### Set problem
Leave the pictures out, and retype all of the material exactly as written.

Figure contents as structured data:
☆ ☆ ☆ ☆ ☆ ☆ ☆

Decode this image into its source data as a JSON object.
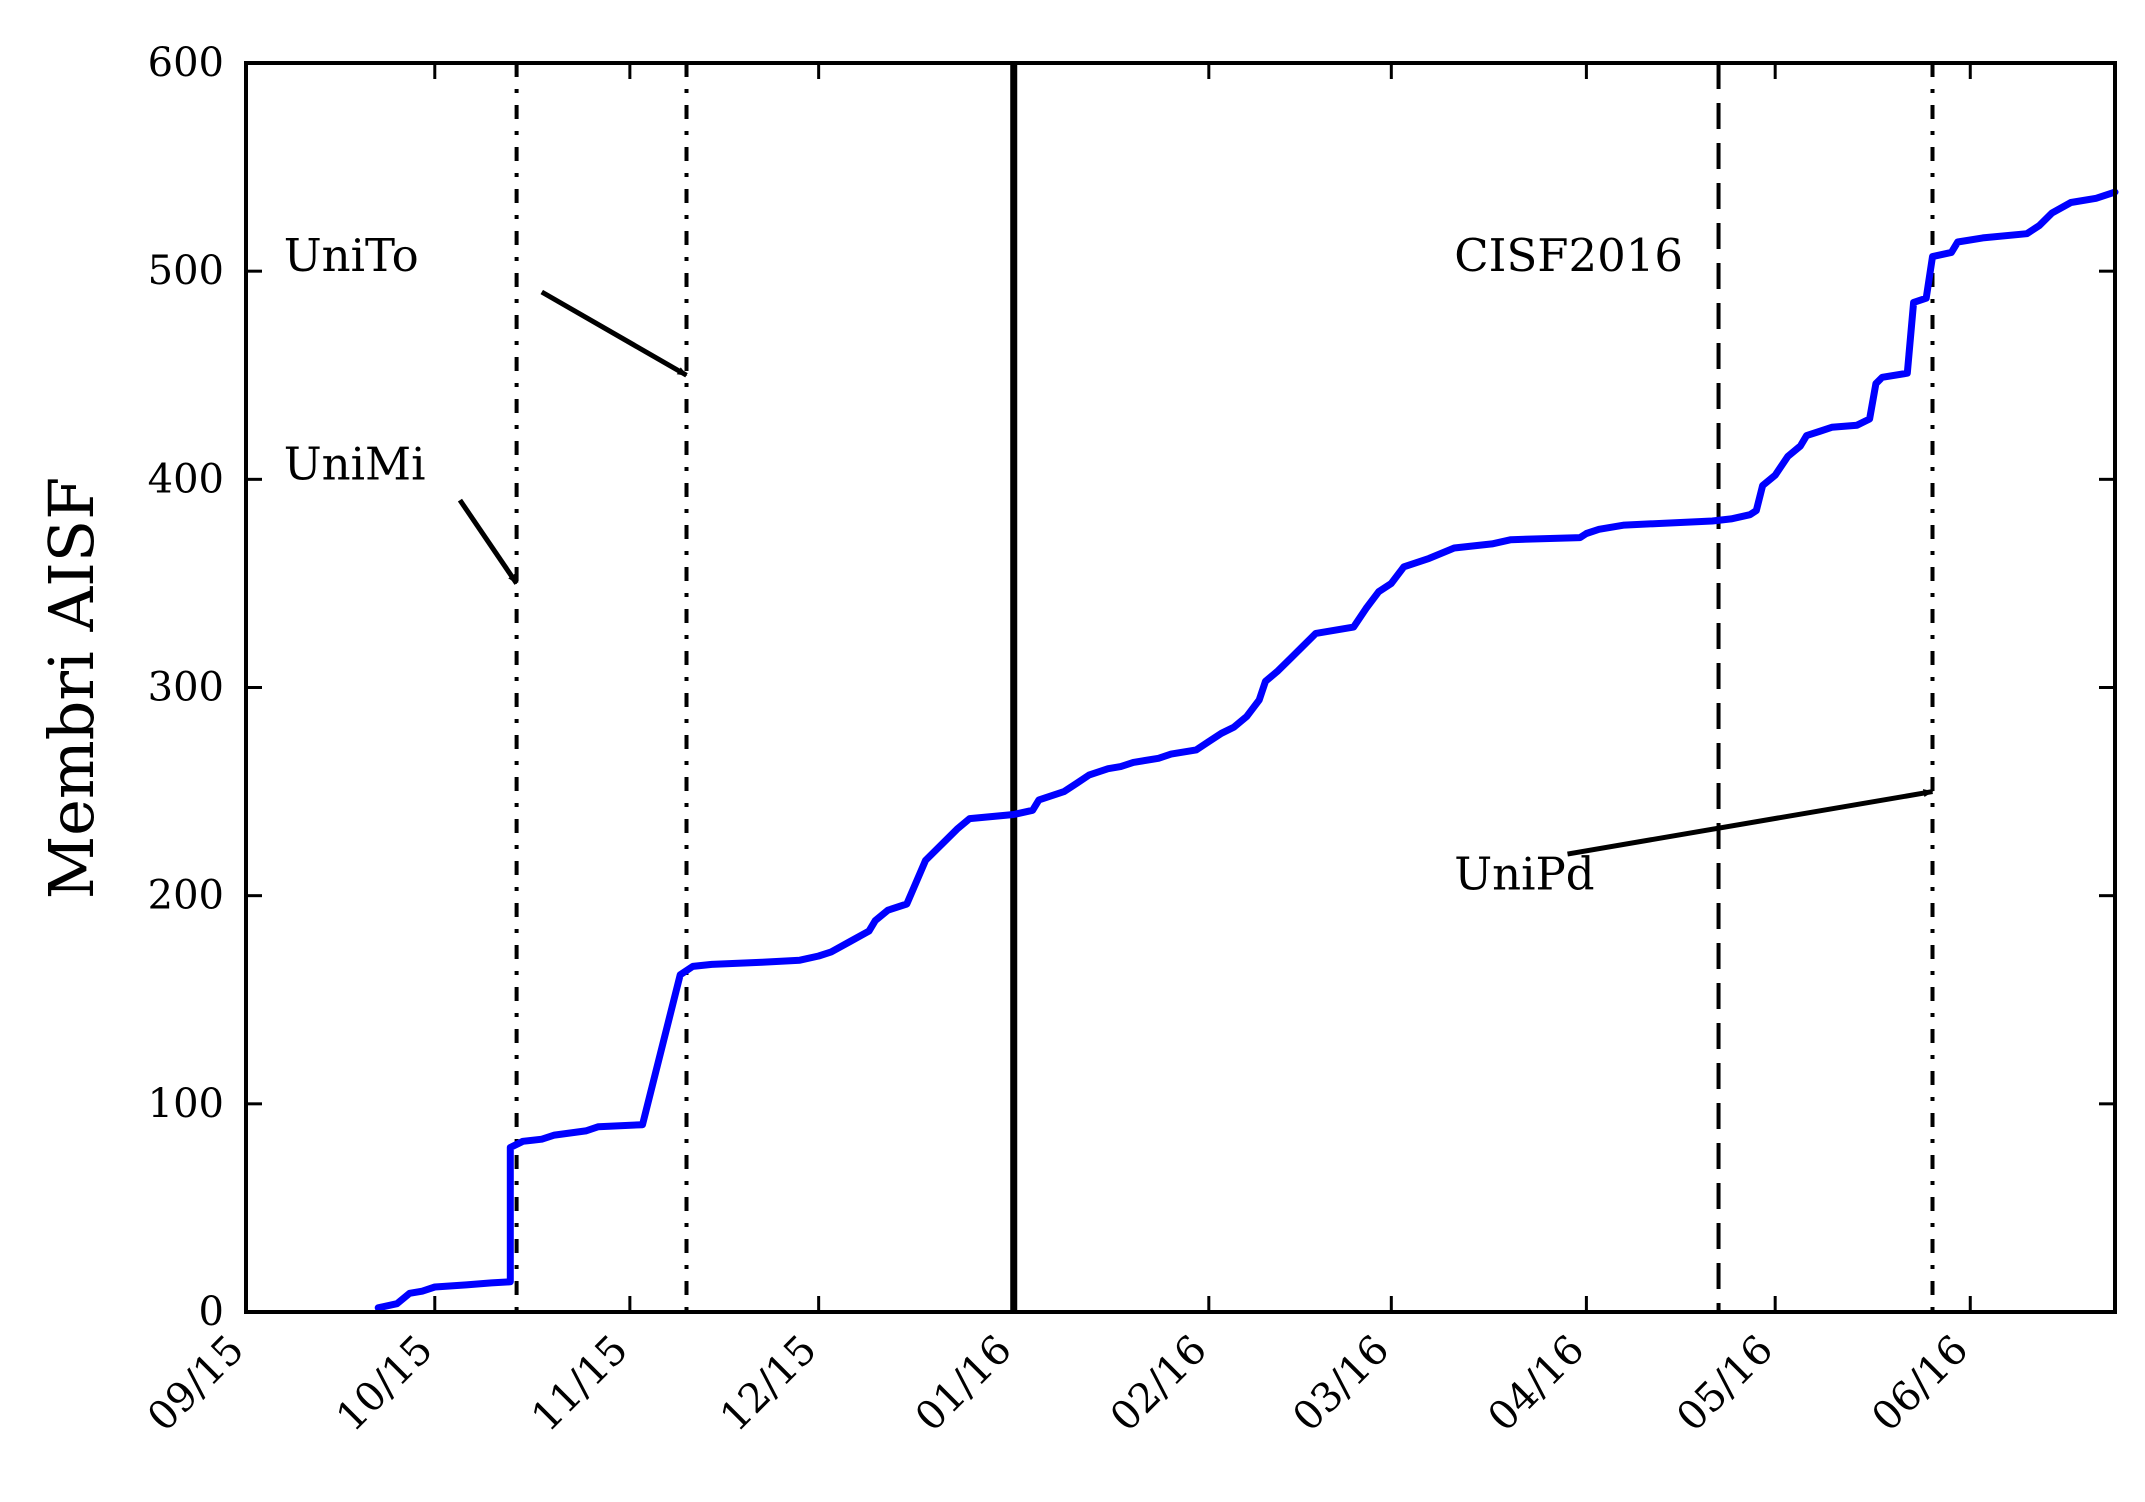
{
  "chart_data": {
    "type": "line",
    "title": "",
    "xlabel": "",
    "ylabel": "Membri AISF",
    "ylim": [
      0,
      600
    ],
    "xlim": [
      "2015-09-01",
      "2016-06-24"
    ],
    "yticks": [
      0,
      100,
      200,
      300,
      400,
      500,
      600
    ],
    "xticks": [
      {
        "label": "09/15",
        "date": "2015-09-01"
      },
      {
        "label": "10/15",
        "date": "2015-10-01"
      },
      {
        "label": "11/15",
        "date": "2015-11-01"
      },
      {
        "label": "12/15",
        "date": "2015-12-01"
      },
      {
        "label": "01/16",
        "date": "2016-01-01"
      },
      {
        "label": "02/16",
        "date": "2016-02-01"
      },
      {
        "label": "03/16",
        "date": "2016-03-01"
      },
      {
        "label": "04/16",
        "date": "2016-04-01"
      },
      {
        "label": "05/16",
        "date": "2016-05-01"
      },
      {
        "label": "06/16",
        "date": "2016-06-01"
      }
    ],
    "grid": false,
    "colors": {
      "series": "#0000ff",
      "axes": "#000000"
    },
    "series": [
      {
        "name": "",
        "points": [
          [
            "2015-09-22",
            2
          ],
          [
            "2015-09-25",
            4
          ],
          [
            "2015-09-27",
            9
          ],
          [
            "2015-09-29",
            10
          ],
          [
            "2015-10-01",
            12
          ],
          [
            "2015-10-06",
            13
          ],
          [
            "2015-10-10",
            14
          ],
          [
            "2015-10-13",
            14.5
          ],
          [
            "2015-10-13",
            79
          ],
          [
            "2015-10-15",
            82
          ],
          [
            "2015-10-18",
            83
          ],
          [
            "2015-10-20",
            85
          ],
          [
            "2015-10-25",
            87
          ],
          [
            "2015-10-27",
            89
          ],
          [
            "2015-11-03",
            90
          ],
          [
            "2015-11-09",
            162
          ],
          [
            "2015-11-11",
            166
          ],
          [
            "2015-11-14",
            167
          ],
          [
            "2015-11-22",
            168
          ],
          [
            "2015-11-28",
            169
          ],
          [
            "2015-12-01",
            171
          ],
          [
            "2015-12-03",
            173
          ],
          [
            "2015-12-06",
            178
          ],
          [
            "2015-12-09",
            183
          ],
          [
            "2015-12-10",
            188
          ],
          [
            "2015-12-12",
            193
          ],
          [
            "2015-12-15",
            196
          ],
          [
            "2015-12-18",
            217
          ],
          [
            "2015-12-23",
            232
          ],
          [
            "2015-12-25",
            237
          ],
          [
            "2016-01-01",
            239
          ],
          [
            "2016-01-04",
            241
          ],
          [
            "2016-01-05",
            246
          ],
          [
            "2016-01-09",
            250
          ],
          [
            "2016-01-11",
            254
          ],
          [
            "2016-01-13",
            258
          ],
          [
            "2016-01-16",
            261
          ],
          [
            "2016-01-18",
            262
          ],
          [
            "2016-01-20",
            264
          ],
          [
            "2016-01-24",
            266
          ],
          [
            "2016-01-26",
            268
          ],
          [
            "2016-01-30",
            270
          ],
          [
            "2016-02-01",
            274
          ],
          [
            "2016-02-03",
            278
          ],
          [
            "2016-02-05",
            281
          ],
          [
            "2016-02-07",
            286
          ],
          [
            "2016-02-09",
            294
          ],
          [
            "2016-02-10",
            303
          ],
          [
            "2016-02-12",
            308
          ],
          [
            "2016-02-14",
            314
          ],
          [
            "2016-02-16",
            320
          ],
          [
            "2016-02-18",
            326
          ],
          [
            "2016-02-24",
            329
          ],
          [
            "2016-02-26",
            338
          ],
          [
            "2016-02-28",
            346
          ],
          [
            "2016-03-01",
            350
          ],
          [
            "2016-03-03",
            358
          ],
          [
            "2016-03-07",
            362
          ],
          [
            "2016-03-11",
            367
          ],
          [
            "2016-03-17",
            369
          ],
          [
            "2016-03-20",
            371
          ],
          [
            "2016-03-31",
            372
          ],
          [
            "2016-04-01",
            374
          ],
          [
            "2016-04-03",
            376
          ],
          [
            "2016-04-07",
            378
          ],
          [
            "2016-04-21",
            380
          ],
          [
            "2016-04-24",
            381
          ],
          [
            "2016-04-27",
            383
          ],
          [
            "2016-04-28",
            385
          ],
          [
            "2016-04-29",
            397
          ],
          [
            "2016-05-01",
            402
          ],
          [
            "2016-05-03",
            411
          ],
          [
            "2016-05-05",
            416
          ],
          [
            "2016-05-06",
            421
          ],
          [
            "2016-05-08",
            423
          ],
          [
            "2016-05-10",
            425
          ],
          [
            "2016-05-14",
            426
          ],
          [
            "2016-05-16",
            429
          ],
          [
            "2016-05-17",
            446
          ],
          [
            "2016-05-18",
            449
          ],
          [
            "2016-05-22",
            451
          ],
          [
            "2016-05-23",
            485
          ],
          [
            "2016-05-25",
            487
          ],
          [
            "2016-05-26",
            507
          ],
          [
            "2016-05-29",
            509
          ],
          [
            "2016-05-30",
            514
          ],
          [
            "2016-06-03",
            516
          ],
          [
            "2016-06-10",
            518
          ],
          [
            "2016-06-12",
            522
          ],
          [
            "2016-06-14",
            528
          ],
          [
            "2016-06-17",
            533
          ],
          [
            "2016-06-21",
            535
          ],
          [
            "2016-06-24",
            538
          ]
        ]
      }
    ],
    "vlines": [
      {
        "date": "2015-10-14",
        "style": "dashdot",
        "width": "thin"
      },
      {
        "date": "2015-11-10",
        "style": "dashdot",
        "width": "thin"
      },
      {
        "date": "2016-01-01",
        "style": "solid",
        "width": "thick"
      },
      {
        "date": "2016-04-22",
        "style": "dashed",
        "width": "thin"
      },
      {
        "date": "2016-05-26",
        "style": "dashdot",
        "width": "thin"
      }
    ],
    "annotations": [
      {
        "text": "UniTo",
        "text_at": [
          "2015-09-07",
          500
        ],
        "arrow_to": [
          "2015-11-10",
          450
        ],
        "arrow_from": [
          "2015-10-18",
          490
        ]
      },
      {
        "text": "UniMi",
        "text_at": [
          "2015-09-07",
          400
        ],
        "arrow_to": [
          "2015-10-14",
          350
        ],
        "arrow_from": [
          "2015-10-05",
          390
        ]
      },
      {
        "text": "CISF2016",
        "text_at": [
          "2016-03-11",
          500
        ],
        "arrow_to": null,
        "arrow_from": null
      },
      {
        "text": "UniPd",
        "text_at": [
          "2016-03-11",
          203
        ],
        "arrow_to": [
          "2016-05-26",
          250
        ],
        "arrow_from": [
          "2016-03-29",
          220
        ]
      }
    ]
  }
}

☆ ☆ ☆ ☆ ☆ ☆ ☆

### Task answer
Decode this image into its source data as a JSON object.
{
  "chart_data": {
    "type": "line",
    "title": "",
    "xlabel": "",
    "ylabel": "Membri AISF",
    "ylim": [
      0,
      600
    ],
    "xlim": [
      "2015-09-01",
      "2016-06-24"
    ],
    "yticks": [
      0,
      100,
      200,
      300,
      400,
      500,
      600
    ],
    "xticks": [
      {
        "label": "09/15",
        "date": "2015-09-01"
      },
      {
        "label": "10/15",
        "date": "2015-10-01"
      },
      {
        "label": "11/15",
        "date": "2015-11-01"
      },
      {
        "label": "12/15",
        "date": "2015-12-01"
      },
      {
        "label": "01/16",
        "date": "2016-01-01"
      },
      {
        "label": "02/16",
        "date": "2016-02-01"
      },
      {
        "label": "03/16",
        "date": "2016-03-01"
      },
      {
        "label": "04/16",
        "date": "2016-04-01"
      },
      {
        "label": "05/16",
        "date": "2016-05-01"
      },
      {
        "label": "06/16",
        "date": "2016-06-01"
      }
    ],
    "grid": false,
    "colors": {
      "series": "#0000ff",
      "axes": "#000000"
    },
    "series": [
      {
        "name": "",
        "points": [
          [
            "2015-09-22",
            2
          ],
          [
            "2015-09-25",
            4
          ],
          [
            "2015-09-27",
            9
          ],
          [
            "2015-09-29",
            10
          ],
          [
            "2015-10-01",
            12
          ],
          [
            "2015-10-06",
            13
          ],
          [
            "2015-10-10",
            14
          ],
          [
            "2015-10-13",
            14.5
          ],
          [
            "2015-10-13",
            79
          ],
          [
            "2015-10-15",
            82
          ],
          [
            "2015-10-18",
            83
          ],
          [
            "2015-10-20",
            85
          ],
          [
            "2015-10-25",
            87
          ],
          [
            "2015-10-27",
            89
          ],
          [
            "2015-11-03",
            90
          ],
          [
            "2015-11-09",
            162
          ],
          [
            "2015-11-11",
            166
          ],
          [
            "2015-11-14",
            167
          ],
          [
            "2015-11-22",
            168
          ],
          [
            "2015-11-28",
            169
          ],
          [
            "2015-12-01",
            171
          ],
          [
            "2015-12-03",
            173
          ],
          [
            "2015-12-06",
            178
          ],
          [
            "2015-12-09",
            183
          ],
          [
            "2015-12-10",
            188
          ],
          [
            "2015-12-12",
            193
          ],
          [
            "2015-12-15",
            196
          ],
          [
            "2015-12-18",
            217
          ],
          [
            "2015-12-23",
            232
          ],
          [
            "2015-12-25",
            237
          ],
          [
            "2016-01-01",
            239
          ],
          [
            "2016-01-04",
            241
          ],
          [
            "2016-01-05",
            246
          ],
          [
            "2016-01-09",
            250
          ],
          [
            "2016-01-11",
            254
          ],
          [
            "2016-01-13",
            258
          ],
          [
            "2016-01-16",
            261
          ],
          [
            "2016-01-18",
            262
          ],
          [
            "2016-01-20",
            264
          ],
          [
            "2016-01-24",
            266
          ],
          [
            "2016-01-26",
            268
          ],
          [
            "2016-01-30",
            270
          ],
          [
            "2016-02-01",
            274
          ],
          [
            "2016-02-03",
            278
          ],
          [
            "2016-02-05",
            281
          ],
          [
            "2016-02-07",
            286
          ],
          [
            "2016-02-09",
            294
          ],
          [
            "2016-02-10",
            303
          ],
          [
            "2016-02-12",
            308
          ],
          [
            "2016-02-14",
            314
          ],
          [
            "2016-02-16",
            320
          ],
          [
            "2016-02-18",
            326
          ],
          [
            "2016-02-24",
            329
          ],
          [
            "2016-02-26",
            338
          ],
          [
            "2016-02-28",
            346
          ],
          [
            "2016-03-01",
            350
          ],
          [
            "2016-03-03",
            358
          ],
          [
            "2016-03-07",
            362
          ],
          [
            "2016-03-11",
            367
          ],
          [
            "2016-03-17",
            369
          ],
          [
            "2016-03-20",
            371
          ],
          [
            "2016-03-31",
            372
          ],
          [
            "2016-04-01",
            374
          ],
          [
            "2016-04-03",
            376
          ],
          [
            "2016-04-07",
            378
          ],
          [
            "2016-04-21",
            380
          ],
          [
            "2016-04-24",
            381
          ],
          [
            "2016-04-27",
            383
          ],
          [
            "2016-04-28",
            385
          ],
          [
            "2016-04-29",
            397
          ],
          [
            "2016-05-01",
            402
          ],
          [
            "2016-05-03",
            411
          ],
          [
            "2016-05-05",
            416
          ],
          [
            "2016-05-06",
            421
          ],
          [
            "2016-05-08",
            423
          ],
          [
            "2016-05-10",
            425
          ],
          [
            "2016-05-14",
            426
          ],
          [
            "2016-05-16",
            429
          ],
          [
            "2016-05-17",
            446
          ],
          [
            "2016-05-18",
            449
          ],
          [
            "2016-05-22",
            451
          ],
          [
            "2016-05-23",
            485
          ],
          [
            "2016-05-25",
            487
          ],
          [
            "2016-05-26",
            507
          ],
          [
            "2016-05-29",
            509
          ],
          [
            "2016-05-30",
            514
          ],
          [
            "2016-06-03",
            516
          ],
          [
            "2016-06-10",
            518
          ],
          [
            "2016-06-12",
            522
          ],
          [
            "2016-06-14",
            528
          ],
          [
            "2016-06-17",
            533
          ],
          [
            "2016-06-21",
            535
          ],
          [
            "2016-06-24",
            538
          ]
        ]
      }
    ],
    "vlines": [
      {
        "date": "2015-10-14",
        "style": "dashdot",
        "width": "thin"
      },
      {
        "date": "2015-11-10",
        "style": "dashdot",
        "width": "thin"
      },
      {
        "date": "2016-01-01",
        "style": "solid",
        "width": "thick"
      },
      {
        "date": "2016-04-22",
        "style": "dashed",
        "width": "thin"
      },
      {
        "date": "2016-05-26",
        "style": "dashdot",
        "width": "thin"
      }
    ],
    "annotations": [
      {
        "text": "UniTo",
        "text_at": [
          "2015-09-07",
          500
        ],
        "arrow_to": [
          "2015-11-10",
          450
        ],
        "arrow_from": [
          "2015-10-18",
          490
        ]
      },
      {
        "text": "UniMi",
        "text_at": [
          "2015-09-07",
          400
        ],
        "arrow_to": [
          "2015-10-14",
          350
        ],
        "arrow_from": [
          "2015-10-05",
          390
        ]
      },
      {
        "text": "CISF2016",
        "text_at": [
          "2016-03-11",
          500
        ],
        "arrow_to": null,
        "arrow_from": null
      },
      {
        "text": "UniPd",
        "text_at": [
          "2016-03-11",
          203
        ],
        "arrow_to": [
          "2016-05-26",
          250
        ],
        "arrow_from": [
          "2016-03-29",
          220
        ]
      }
    ]
  }
}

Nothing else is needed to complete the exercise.